▶ **Work to be completed**: Return exactly the lines from the one containing "Type out the text in this image." through the last line of the records below, both included, and leave out any pictures.

"""

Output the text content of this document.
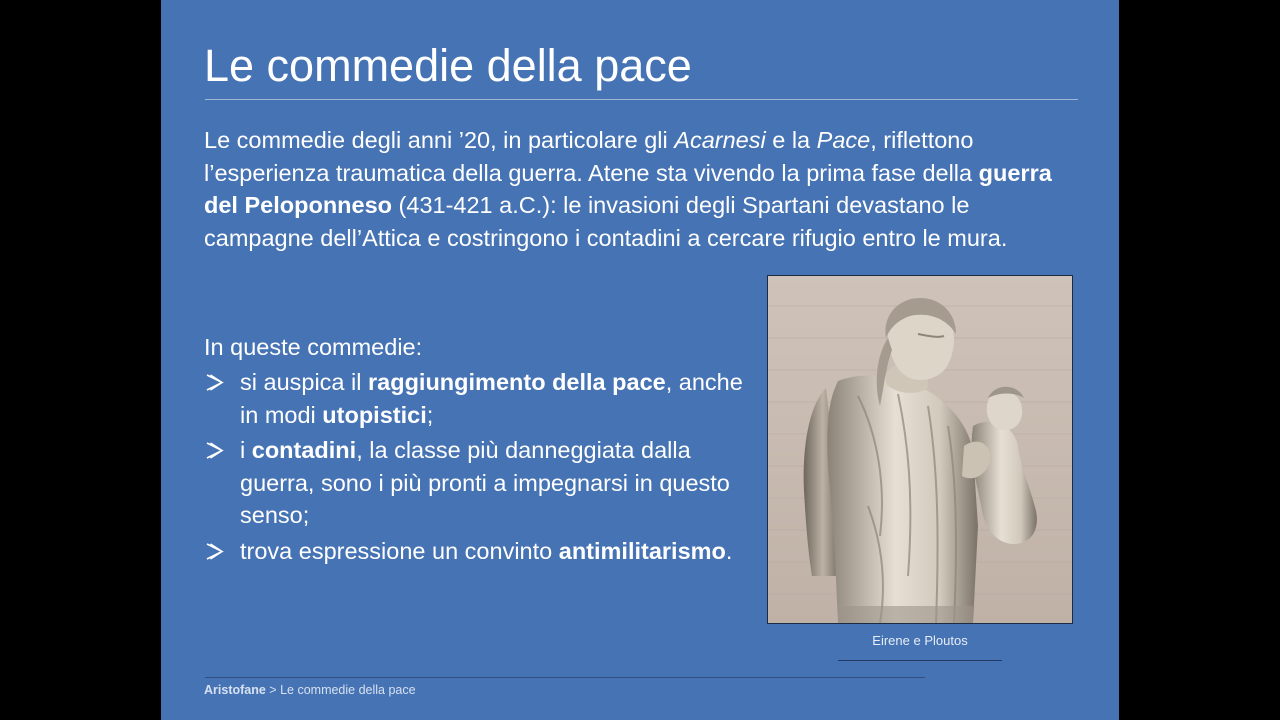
Le commedie della pace

Le commedie degli anni ’20, in particolare gli Acarnesi e la Pace, riflettono l’esperienza traumatica della guerra. Atene sta vivendo la prima fase della guerra del Peloponneso (431-421 a.C.): le invasioni degli Spartani devastano le campagne dell’Attica e costringono i contadini a cercare rifugio entro le mura.

In queste commedie:

si auspica il raggiungimento della pace, anche in modi utopistici;
i contadini, la classe più danneggiata dalla guerra, sono i più pronti a impegnarsi in questo senso;
trova espressione un convinto antimilitarismo.
Eirene e Ploutos
Aristofane > Le commedie della pace
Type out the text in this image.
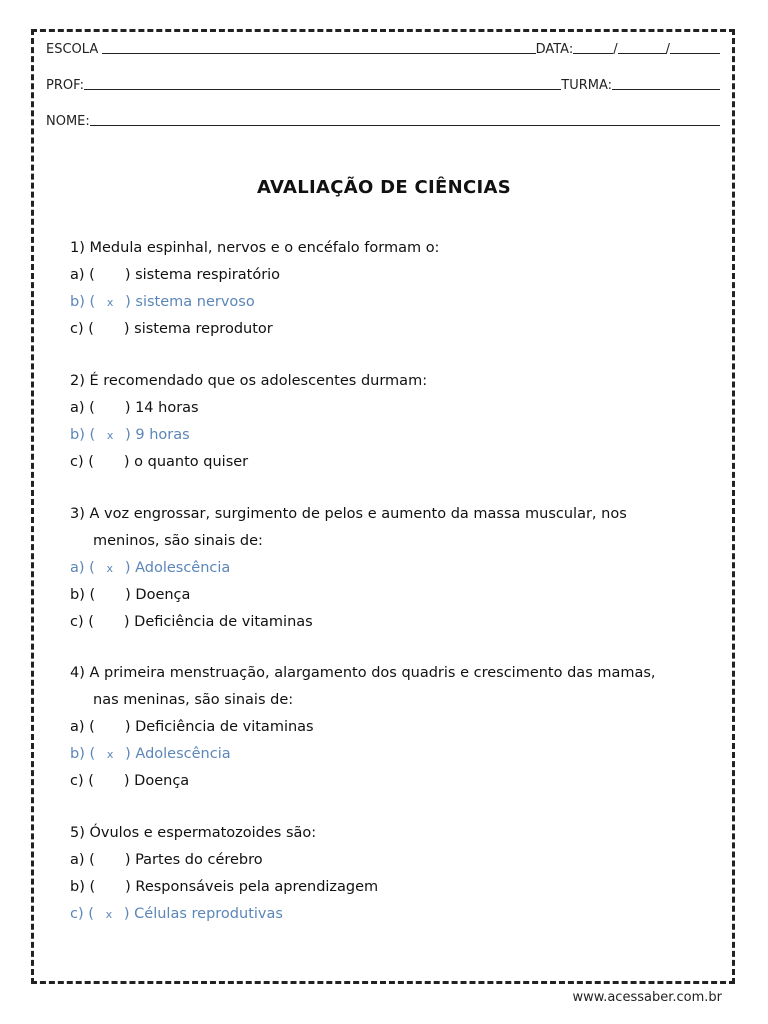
ESCOLA	DATA:	/	/
PROF:	TURMA:
NOME:
AVALIAÇÃO DE CIÊNCIAS
1) Medula espinhal, nervos e o encéfalo formam o:
a) ( ) sistema respiratório
b) ( x ) sistema nervoso
c) ( ) sistema reprodutor
2) É recomendado que os adolescentes durmam:
a) ( ) 14 horas
b) ( x ) 9 horas
c) ( ) o quanto quiser
3) A voz engrossar, surgimento de pelos e aumento da massa muscular, nos
meninos, são sinais de:
a) ( x ) Adolescência
b) ( ) Doença
c) ( ) Deficiência de vitaminas
4) A primeira menstruação, alargamento dos quadris e crescimento das mamas,
nas meninas, são sinais de:
a) ( ) Deficiência de vitaminas
b) ( x ) Adolescência
c) ( ) Doença
5) Óvulos e espermatozoides são:
a) ( ) Partes do cérebro
b) ( ) Responsáveis pela aprendizagem
c) ( x ) Células reprodutivas
www.acessaber.com.br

"""

▶ **The response**:
Type out the text in this image.
ESCOLA	DATA:	/	/
PROF:	TURMA:
NOME:
AVALIAÇÃO DE CIÊNCIAS
1) Medula espinhal, nervos e o encéfalo formam o:
a) ( ) sistema respiratório
b) ( x ) sistema nervoso
c) ( ) sistema reprodutor
2) É recomendado que os adolescentes durmam:
a) ( ) 14 horas
b) ( x ) 9 horas
c) ( ) o quanto quiser
3) A voz engrossar, surgimento de pelos e aumento da massa muscular, nos
meninos, são sinais de:
a) ( x ) Adolescência
b) ( ) Doença
c) ( ) Deficiência de vitaminas
4) A primeira menstruação, alargamento dos quadris e crescimento das mamas,
nas meninas, são sinais de:
a) ( ) Deficiência de vitaminas
b) ( x ) Adolescência
c) ( ) Doença
5) Óvulos e espermatozoides são:
a) ( ) Partes do cérebro
b) ( ) Responsáveis pela aprendizagem
c) ( x ) Células reprodutivas
www.acessaber.com.br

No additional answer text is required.